Saved entries

'''

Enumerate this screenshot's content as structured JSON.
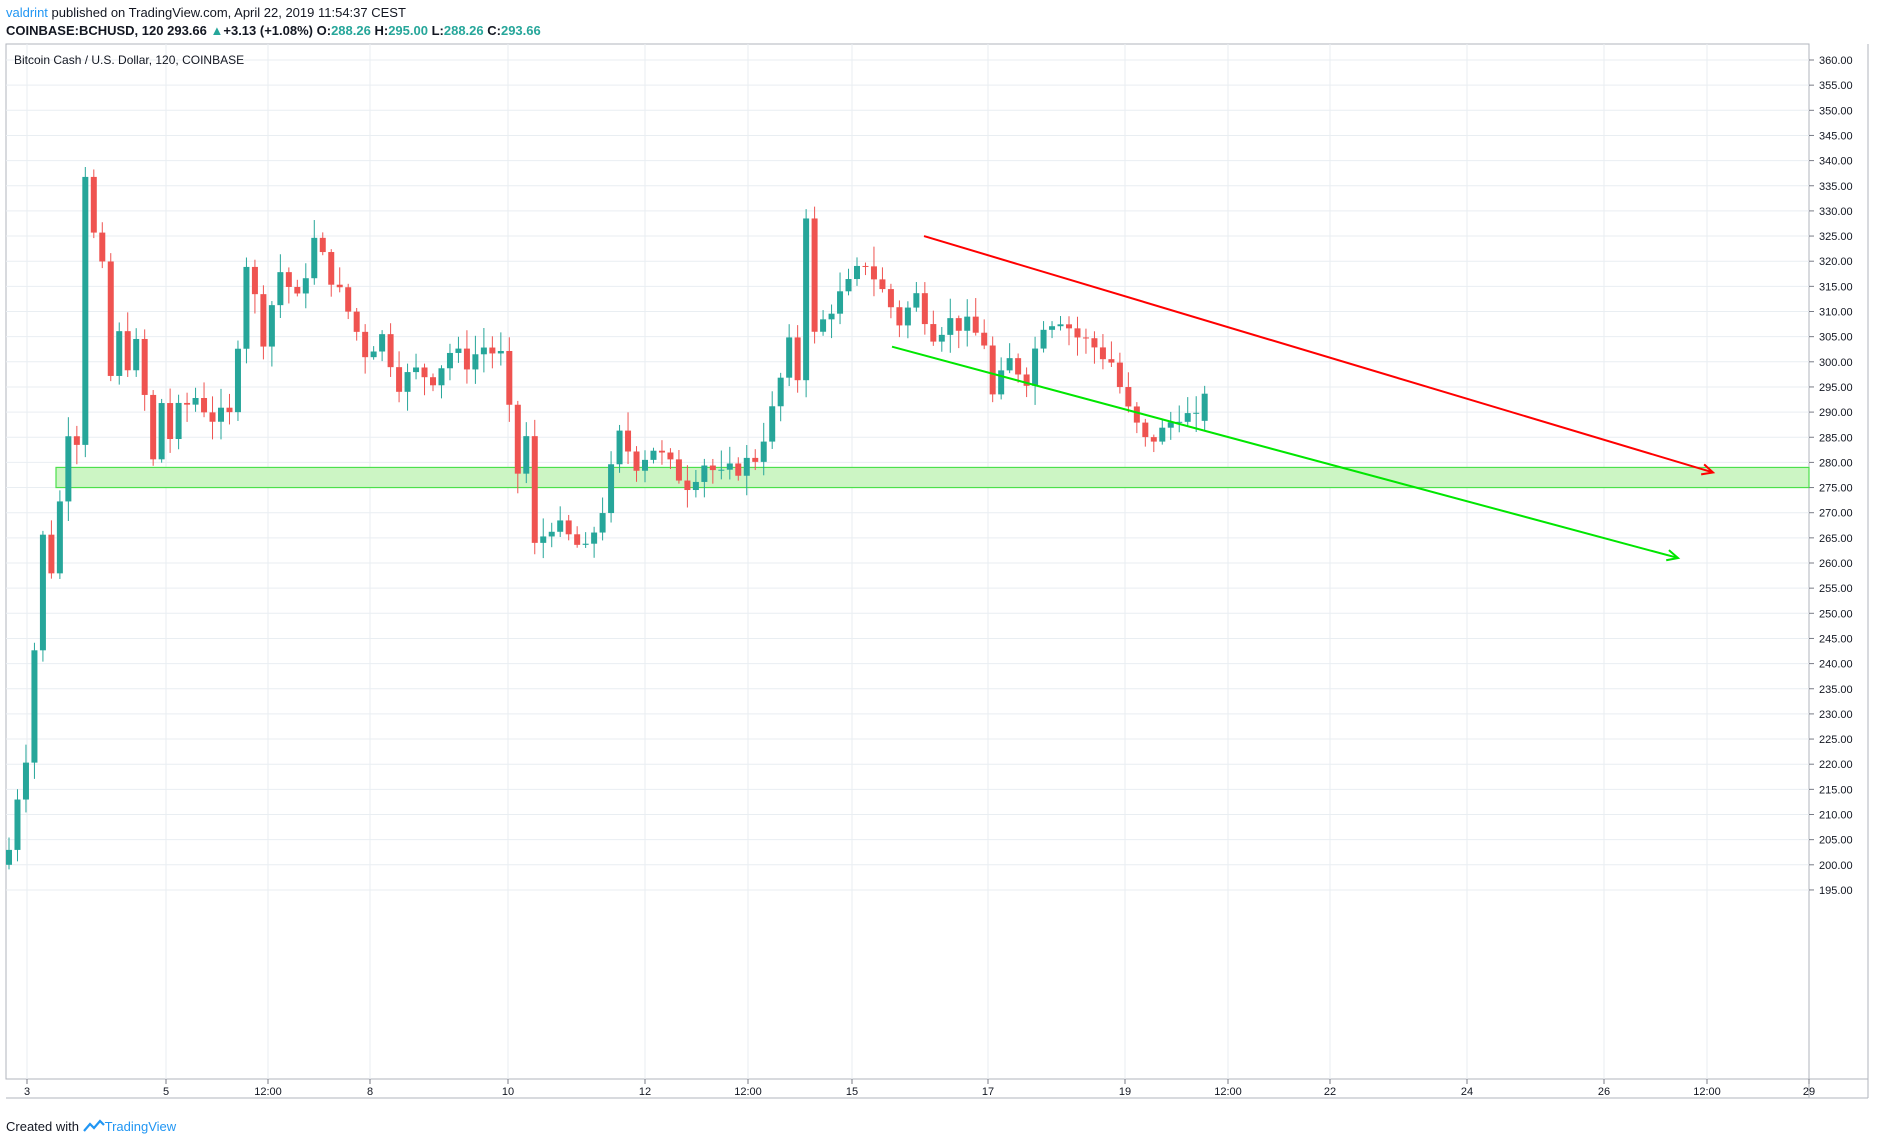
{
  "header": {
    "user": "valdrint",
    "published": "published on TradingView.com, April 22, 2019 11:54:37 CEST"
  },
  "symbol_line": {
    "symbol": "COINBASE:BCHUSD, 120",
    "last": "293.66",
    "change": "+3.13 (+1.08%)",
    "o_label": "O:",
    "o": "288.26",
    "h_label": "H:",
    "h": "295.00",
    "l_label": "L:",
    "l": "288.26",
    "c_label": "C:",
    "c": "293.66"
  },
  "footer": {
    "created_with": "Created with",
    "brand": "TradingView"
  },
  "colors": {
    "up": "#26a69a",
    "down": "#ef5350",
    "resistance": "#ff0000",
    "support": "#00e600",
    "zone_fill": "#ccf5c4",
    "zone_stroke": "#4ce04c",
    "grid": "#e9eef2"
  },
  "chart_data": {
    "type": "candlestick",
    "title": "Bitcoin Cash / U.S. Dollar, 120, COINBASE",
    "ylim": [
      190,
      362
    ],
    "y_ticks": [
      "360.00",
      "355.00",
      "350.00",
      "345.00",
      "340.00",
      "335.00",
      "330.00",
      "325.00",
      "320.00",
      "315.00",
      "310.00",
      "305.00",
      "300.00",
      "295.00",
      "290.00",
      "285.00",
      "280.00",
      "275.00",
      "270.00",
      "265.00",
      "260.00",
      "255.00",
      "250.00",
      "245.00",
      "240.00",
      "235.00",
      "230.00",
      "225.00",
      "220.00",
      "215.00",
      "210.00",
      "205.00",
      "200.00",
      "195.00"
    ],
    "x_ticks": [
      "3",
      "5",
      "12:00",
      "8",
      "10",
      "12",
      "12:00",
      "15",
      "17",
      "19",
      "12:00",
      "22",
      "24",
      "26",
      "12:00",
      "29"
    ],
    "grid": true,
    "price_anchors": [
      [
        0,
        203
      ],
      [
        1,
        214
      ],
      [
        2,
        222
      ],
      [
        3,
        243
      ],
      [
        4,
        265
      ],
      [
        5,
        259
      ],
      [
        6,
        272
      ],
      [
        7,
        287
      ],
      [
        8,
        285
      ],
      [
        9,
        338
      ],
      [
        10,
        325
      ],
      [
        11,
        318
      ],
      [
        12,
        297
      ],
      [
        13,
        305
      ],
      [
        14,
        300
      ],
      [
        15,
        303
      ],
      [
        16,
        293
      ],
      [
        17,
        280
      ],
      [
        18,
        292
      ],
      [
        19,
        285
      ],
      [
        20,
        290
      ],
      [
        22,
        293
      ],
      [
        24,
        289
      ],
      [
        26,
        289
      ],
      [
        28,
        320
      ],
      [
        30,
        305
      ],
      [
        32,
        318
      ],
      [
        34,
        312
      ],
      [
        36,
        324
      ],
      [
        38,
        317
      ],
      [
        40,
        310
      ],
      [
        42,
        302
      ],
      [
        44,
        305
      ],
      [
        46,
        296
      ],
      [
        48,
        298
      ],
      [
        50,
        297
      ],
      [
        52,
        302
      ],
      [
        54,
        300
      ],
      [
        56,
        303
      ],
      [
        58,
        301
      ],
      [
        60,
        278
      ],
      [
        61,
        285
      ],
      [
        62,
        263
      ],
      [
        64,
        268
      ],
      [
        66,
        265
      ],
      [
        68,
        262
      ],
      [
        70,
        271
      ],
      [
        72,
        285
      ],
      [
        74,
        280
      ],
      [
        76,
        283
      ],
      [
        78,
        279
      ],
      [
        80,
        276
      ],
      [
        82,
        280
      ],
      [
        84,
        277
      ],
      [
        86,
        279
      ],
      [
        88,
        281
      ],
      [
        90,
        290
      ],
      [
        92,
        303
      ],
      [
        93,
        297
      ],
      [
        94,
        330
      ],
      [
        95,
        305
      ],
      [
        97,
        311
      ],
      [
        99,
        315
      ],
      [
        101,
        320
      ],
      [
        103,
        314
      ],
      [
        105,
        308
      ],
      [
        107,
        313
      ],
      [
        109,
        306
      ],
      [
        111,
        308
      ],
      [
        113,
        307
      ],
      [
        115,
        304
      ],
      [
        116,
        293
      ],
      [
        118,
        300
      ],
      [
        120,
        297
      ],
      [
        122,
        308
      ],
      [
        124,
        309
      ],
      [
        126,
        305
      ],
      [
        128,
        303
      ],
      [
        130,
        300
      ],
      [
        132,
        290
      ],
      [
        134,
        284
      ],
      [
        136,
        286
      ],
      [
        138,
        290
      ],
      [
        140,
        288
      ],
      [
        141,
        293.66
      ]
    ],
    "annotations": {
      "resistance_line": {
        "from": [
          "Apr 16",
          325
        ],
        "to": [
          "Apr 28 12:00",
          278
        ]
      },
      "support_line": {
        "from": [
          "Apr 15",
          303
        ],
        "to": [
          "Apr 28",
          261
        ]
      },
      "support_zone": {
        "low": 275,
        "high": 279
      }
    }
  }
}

'''

Problem to work on ▸
List every line from the entries above in which "TradingView" appears.

Solution below ▸
    "published": "published on TradingView.com, April 22, 2019 11:54:37 CEST"
    "brand": "TradingView"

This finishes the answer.